──────── Dataset extract
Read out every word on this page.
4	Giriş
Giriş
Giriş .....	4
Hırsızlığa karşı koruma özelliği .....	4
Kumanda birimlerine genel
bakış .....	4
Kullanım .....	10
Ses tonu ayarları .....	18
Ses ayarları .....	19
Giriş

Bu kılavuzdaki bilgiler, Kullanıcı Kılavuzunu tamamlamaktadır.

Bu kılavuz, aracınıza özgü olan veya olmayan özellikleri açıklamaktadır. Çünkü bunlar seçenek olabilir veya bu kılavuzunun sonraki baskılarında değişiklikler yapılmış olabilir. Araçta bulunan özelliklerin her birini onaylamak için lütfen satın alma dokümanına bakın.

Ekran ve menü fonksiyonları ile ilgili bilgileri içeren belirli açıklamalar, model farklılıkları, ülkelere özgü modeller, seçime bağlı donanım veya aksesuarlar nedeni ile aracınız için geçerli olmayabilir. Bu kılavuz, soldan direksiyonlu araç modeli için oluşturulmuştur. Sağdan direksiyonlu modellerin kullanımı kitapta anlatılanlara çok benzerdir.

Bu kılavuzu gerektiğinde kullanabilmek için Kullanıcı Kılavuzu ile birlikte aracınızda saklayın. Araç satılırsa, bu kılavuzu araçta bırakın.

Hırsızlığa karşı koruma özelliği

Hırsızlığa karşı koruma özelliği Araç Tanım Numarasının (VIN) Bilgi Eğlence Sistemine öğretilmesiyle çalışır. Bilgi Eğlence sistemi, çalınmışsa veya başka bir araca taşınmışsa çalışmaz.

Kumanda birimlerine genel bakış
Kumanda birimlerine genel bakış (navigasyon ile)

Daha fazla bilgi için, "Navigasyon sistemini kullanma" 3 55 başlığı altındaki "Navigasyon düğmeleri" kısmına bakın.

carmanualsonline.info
────────────────
> Aim
Collect the lines of the records that include the string "Kumanda".

> Output for this exercise
Kumanda birimlerine genel
Kumanda birimlerine genel bakış
Kumanda birimlerine genel bakış (navigasyon ile)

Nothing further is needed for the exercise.